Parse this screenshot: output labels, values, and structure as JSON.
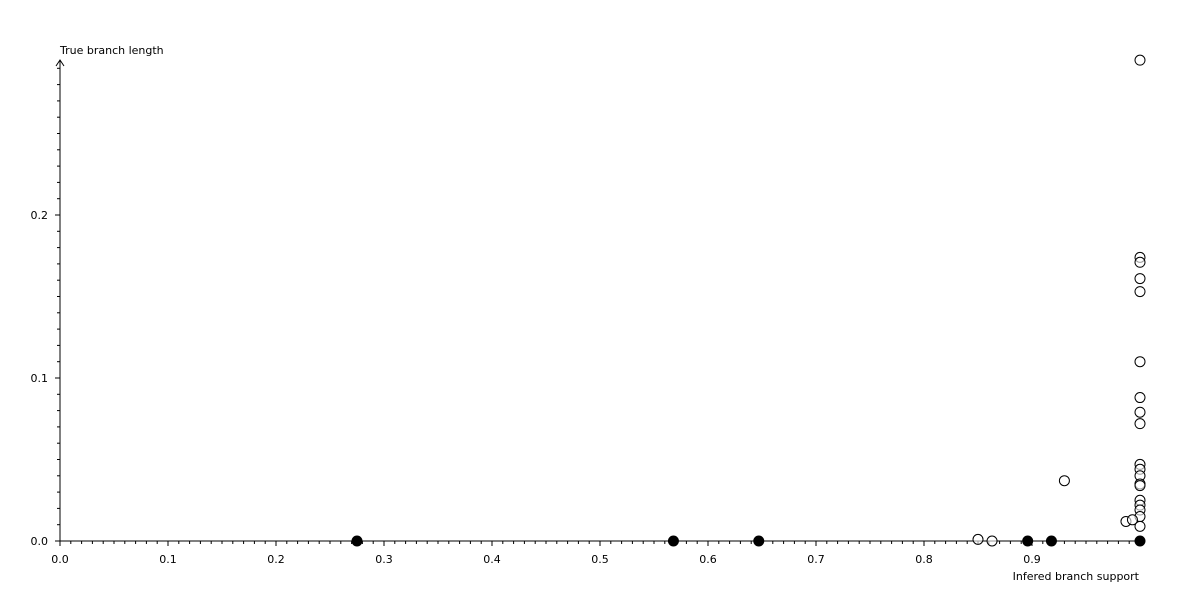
{
  "chart_data": {
    "type": "scatter",
    "title": "",
    "xlabel": "Infered branch support",
    "ylabel": "True branch length",
    "xlim": [
      0,
      1.0
    ],
    "ylim": [
      0,
      0.295
    ],
    "x_ticks": [
      0.0,
      0.1,
      0.2,
      0.3,
      0.4,
      0.5,
      0.6,
      0.7,
      0.8,
      0.9
    ],
    "x_tick_labels": [
      "0.0",
      "0.1",
      "0.2",
      "0.3",
      "0.4",
      "0.5",
      "0.6",
      "0.7",
      "0.8",
      "0.9"
    ],
    "y_ticks": [
      0.0,
      0.1,
      0.2
    ],
    "y_tick_labels": [
      "0.0",
      "0.1",
      "0.2"
    ],
    "grid": false,
    "series": [
      {
        "marker": "open-circle",
        "color": "#000000",
        "points": [
          [
            1.0,
            0.295
          ],
          [
            1.0,
            0.174
          ],
          [
            1.0,
            0.171
          ],
          [
            1.0,
            0.161
          ],
          [
            1.0,
            0.153
          ],
          [
            1.0,
            0.11
          ],
          [
            1.0,
            0.088
          ],
          [
            1.0,
            0.079
          ],
          [
            1.0,
            0.072
          ],
          [
            1.0,
            0.047
          ],
          [
            1.0,
            0.044
          ],
          [
            1.0,
            0.04
          ],
          [
            1.0,
            0.035
          ],
          [
            1.0,
            0.034
          ],
          [
            1.0,
            0.025
          ],
          [
            1.0,
            0.022
          ],
          [
            1.0,
            0.019
          ],
          [
            1.0,
            0.015
          ],
          [
            1.0,
            0.009
          ],
          [
            0.987,
            0.012
          ],
          [
            0.993,
            0.013
          ],
          [
            0.93,
            0.037
          ],
          [
            0.85,
            0.001
          ],
          [
            0.863,
            0.0
          ]
        ]
      },
      {
        "marker": "filled-circle",
        "color": "#000000",
        "points": [
          [
            0.275,
            0.0
          ],
          [
            0.568,
            0.0
          ],
          [
            0.647,
            0.0
          ],
          [
            0.896,
            0.0
          ],
          [
            0.918,
            0.0
          ],
          [
            1.0,
            0.0
          ]
        ]
      }
    ]
  }
}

═══

- _PROBLEM STATEMENT_
Across the data above, how many lines include the word "circle"? Give only the count.

- _ANSWER FOR THIS EXERCISE_
2